§ WHAT NEEDS TO BE DONE
All lines below must be repeated exactly, with the pictures omitted.

§ Data records
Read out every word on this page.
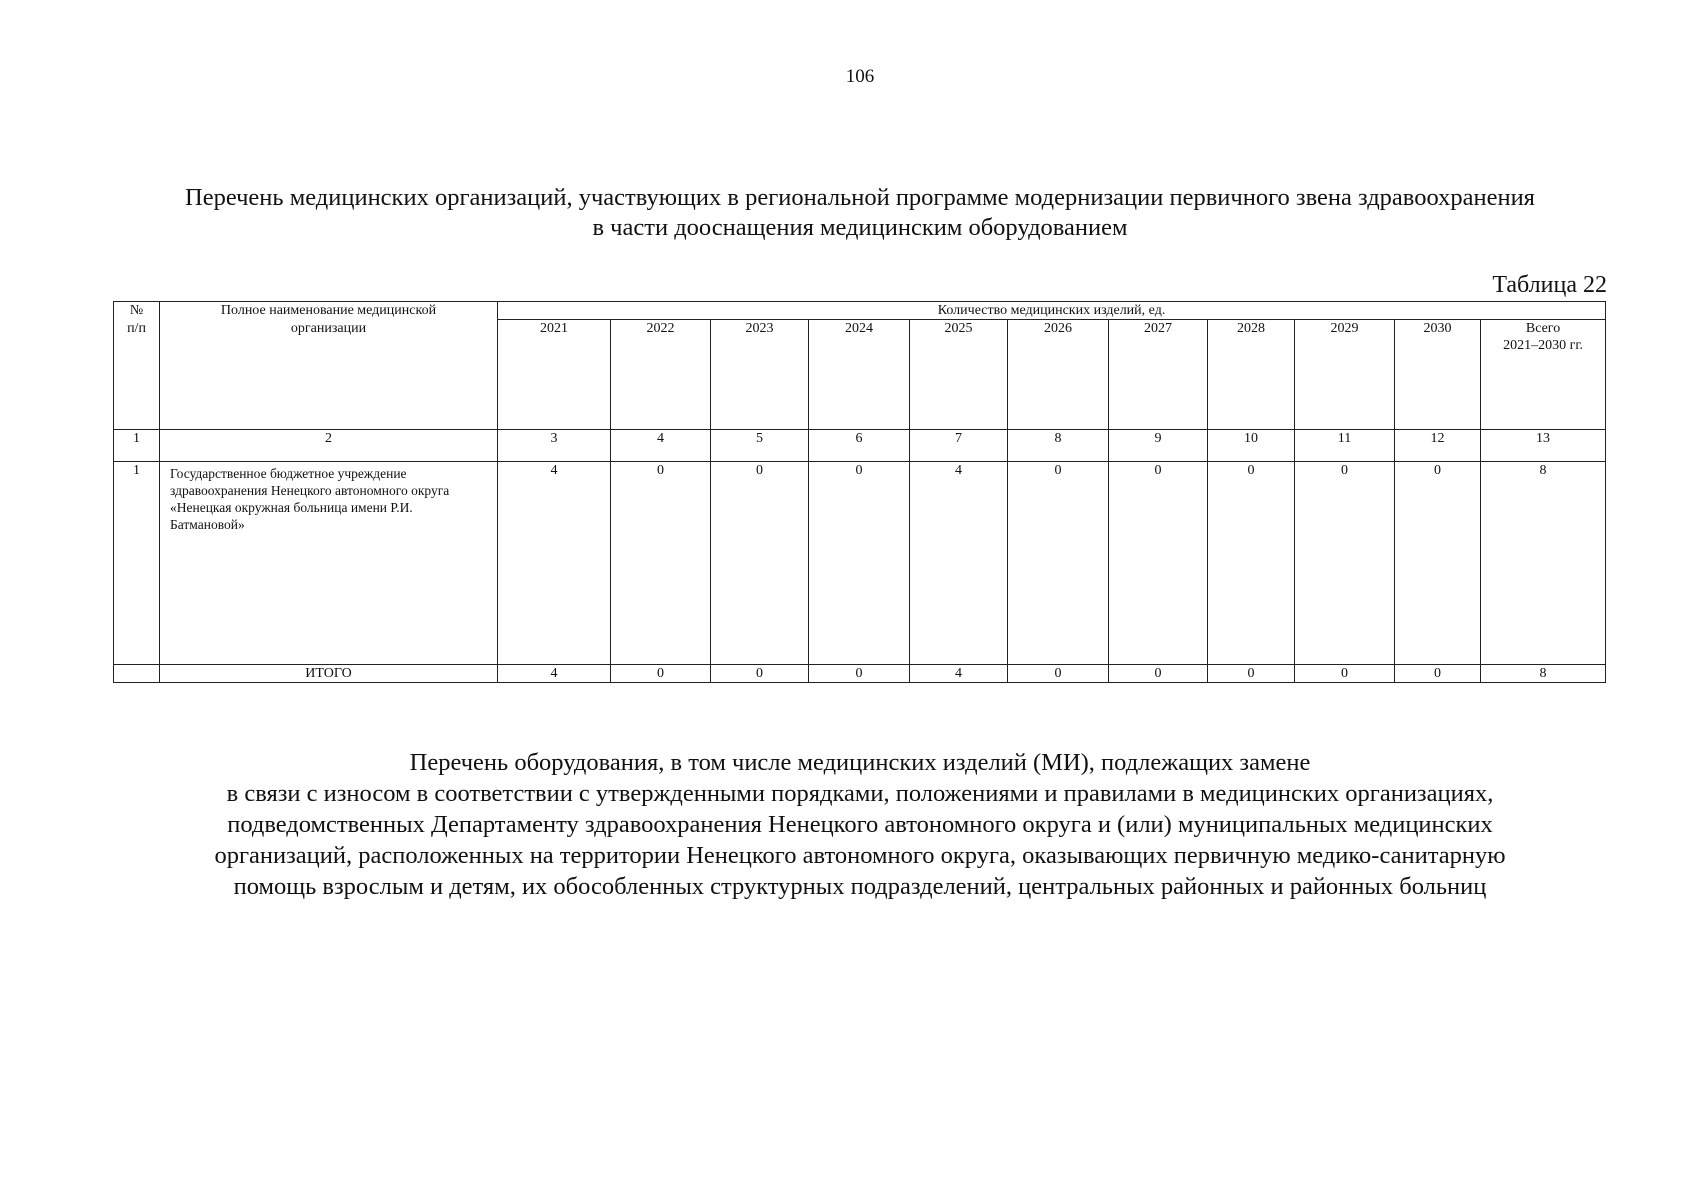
106
Перечень медицинских организаций, участвующих в региональной программе модернизации первичного звена здравоохранения
в части дооснащения медицинским оборудованием
Таблица 22
№	Полное наименование медицинской	Количество медицинских изделий, ед.										
п/п	организации	2021	2022	2023	2024	2025	2026	2027	2028	2029	2030	Всего
2021–2030 гг.
1	2	3	4	5	6	7	8	9	10	11	12	13
1	Государственное бюджетное учреждение здравоохранения Ненецкого автономного округа «Ненецкая окружная больница имени Р.И. Батмановой»	4	0	0	0	4	0	0	0	0	0	8
	ИТОГО	4	0	0	0	4	0	0	0	0	0	8
Перечень оборудования, в том числе медицинских изделий (МИ), подлежащих замене
в связи с износом в соответствии с утвержденными порядками, положениями и правилами в медицинских организациях,
подведомственных Департаменту здравоохранения Ненецкого автономного округа и (или) муниципальных медицинских
организаций, расположенных на территории Ненецкого автономного округа, оказывающих первичную медико-санитарную
помощь взрослым и детям, их обособленных структурных подразделений, центральных районных и районных больниц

§ IN RESPONSE
Read out every word on this page.
106
Перечень медицинских организаций, участвующих в региональной программе модернизации первичного звена здравоохранения
в части дооснащения медицинским оборудованием
Таблица 22
№	Полное наименование медицинской	Количество медицинских изделий, ед.										
п/п	организации	2021	2022	2023	2024	2025	2026	2027	2028	2029	2030	Всего
2021–2030 гг.
1	2	3	4	5	6	7	8	9	10	11	12	13
1	Государственное бюджетное учреждение здравоохранения Ненецкого автономного округа «Ненецкая окружная больница имени Р.И. Батмановой»	4	0	0	0	4	0	0	0	0	0	8
	ИТОГО	4	0	0	0	4	0	0	0	0	0	8
Перечень оборудования, в том числе медицинских изделий (МИ), подлежащих замене
в связи с износом в соответствии с утвержденными порядками, положениями и правилами в медицинских организациях,
подведомственных Департаменту здравоохранения Ненецкого автономного округа и (или) муниципальных медицинских
организаций, расположенных на территории Ненецкого автономного округа, оказывающих первичную медико-санитарную
помощь взрослым и детям, их обособленных структурных подразделений, центральных районных и районных больниц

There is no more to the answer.